*Extracted records*
"""

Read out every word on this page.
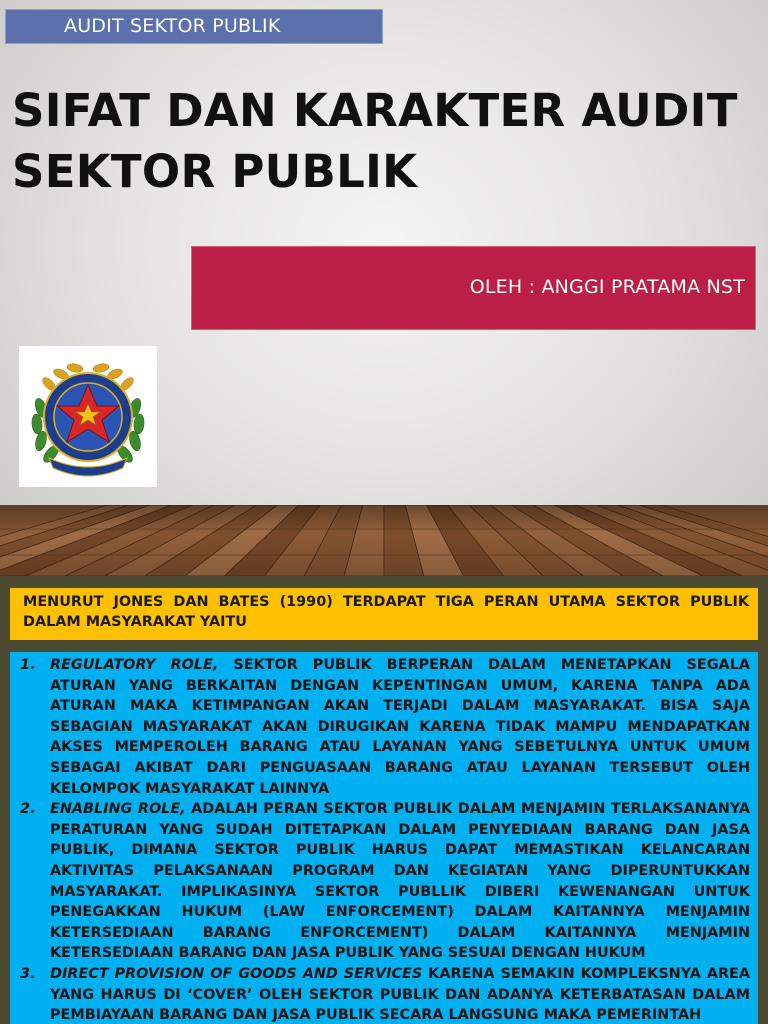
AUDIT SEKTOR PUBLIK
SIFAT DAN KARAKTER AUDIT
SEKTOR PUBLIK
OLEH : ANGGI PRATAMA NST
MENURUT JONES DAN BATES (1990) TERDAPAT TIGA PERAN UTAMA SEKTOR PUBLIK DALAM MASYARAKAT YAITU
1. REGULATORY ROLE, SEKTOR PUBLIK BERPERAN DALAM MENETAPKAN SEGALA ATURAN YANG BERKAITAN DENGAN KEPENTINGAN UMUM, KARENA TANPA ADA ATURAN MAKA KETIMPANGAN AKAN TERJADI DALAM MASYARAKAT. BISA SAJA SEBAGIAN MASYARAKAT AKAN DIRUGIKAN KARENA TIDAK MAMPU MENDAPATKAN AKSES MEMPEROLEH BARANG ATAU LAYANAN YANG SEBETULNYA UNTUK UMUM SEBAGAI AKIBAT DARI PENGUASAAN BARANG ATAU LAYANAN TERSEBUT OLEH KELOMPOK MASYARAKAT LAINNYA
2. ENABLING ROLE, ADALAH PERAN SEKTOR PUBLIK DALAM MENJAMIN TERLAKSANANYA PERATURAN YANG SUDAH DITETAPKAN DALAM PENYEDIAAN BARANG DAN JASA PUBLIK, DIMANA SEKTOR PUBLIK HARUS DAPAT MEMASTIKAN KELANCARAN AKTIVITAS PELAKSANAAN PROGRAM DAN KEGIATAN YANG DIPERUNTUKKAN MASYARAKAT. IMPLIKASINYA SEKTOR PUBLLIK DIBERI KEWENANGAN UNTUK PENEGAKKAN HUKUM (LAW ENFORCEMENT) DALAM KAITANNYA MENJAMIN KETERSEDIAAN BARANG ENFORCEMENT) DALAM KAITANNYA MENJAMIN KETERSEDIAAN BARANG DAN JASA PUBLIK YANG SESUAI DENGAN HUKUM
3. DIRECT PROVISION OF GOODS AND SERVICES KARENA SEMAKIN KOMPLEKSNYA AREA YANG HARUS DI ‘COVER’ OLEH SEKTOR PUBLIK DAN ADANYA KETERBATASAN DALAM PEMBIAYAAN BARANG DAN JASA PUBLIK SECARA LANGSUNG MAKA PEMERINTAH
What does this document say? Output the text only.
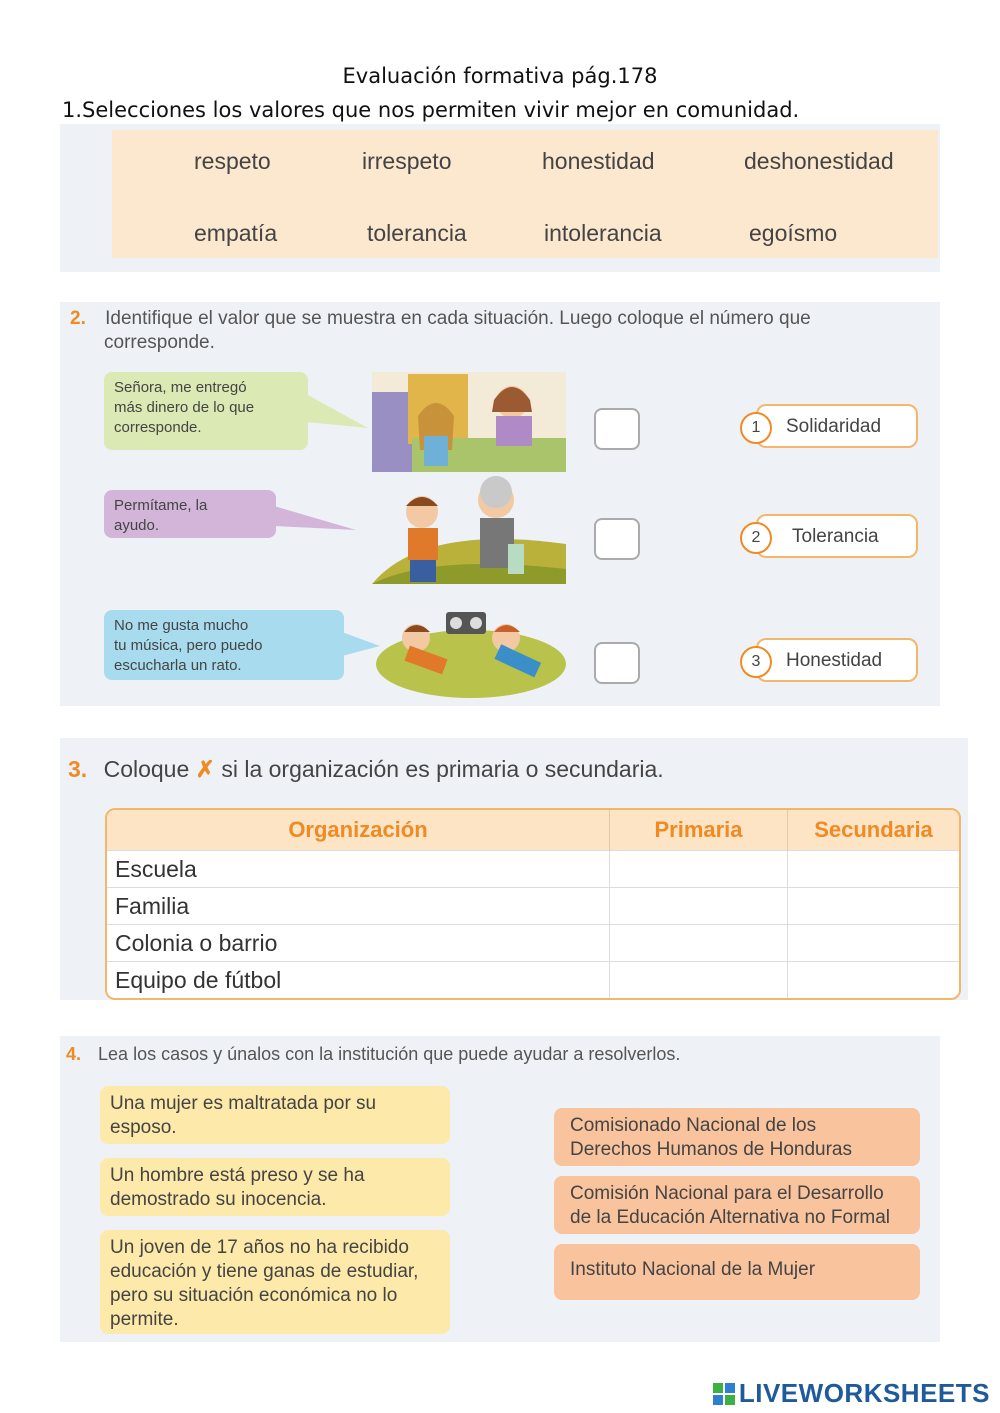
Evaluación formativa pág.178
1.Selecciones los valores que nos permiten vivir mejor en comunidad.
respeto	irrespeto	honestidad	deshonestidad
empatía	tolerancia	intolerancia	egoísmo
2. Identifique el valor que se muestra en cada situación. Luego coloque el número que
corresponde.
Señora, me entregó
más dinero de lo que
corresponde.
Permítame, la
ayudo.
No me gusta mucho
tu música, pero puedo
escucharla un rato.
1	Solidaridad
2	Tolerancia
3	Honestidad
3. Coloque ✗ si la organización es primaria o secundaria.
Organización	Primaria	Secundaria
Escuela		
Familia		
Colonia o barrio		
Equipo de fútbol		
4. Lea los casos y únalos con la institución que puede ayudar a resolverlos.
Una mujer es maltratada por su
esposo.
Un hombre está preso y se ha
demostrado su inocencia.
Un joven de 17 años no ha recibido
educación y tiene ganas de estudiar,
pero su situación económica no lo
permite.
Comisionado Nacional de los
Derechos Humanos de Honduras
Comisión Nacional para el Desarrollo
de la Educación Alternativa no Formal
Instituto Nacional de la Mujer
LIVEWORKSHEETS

"""

*Problem to solve*
Search the listing for the word "BARANG" and return each line that holds it.

*Answer to this exercise*
1. REGULATORY ROLE, SEKTOR PUBLIK BERPERAN DALAM MENETAPKAN SEGALA ATURAN YANG BERKAITAN DENGAN KEPENTINGAN UMUM, KARENA TANPA ADA ATURAN MAKA KETIMPANGAN AKAN TERJADI DALAM MASYARAKAT. BISA SAJA SEBAGIAN MASYARAKAT AKAN DIRUGIKAN KARENA TIDAK MAMPU MENDAPATKAN AKSES MEMPEROLEH BARANG ATAU LAYANAN YANG SEBETULNYA UNTUK UMUM SEBAGAI AKIBAT DARI PENGUASAAN BARANG ATAU LAYANAN TERSEBUT OLEH KELOMPOK MASYARAKAT LAINNYA
2. ENABLING ROLE, ADALAH PERAN SEKTOR PUBLIK DALAM MENJAMIN TERLAKSANANYA PERATURAN YANG SUDAH DITETAPKAN DALAM PENYEDIAAN BARANG DAN JASA PUBLIK, DIMANA SEKTOR PUBLIK HARUS DAPAT MEMASTIKAN KELANCARAN AKTIVITAS PELAKSANAAN PROGRAM DAN KEGIATAN YANG DIPERUNTUKKAN MASYARAKAT. IMPLIKASINYA SEKTOR PUBLLIK DIBERI KEWENANGAN UNTUK PENEGAKKAN HUKUM (LAW ENFORCEMENT) DALAM KAITANNYA MENJAMIN KETERSEDIAAN BARANG ENFORCEMENT) DALAM KAITANNYA MENJAMIN KETERSEDIAAN BARANG DAN JASA PUBLIK YANG SESUAI DENGAN HUKUM
3. DIRECT PROVISION OF GOODS AND SERVICES KARENA SEMAKIN KOMPLEKSNYA AREA YANG HARUS DI ‘COVER’ OLEH SEKTOR PUBLIK DAN ADANYA KETERBATASAN DALAM PEMBIAYAAN BARANG DAN JASA PUBLIK SECARA LANGSUNG MAKA PEMERINTAH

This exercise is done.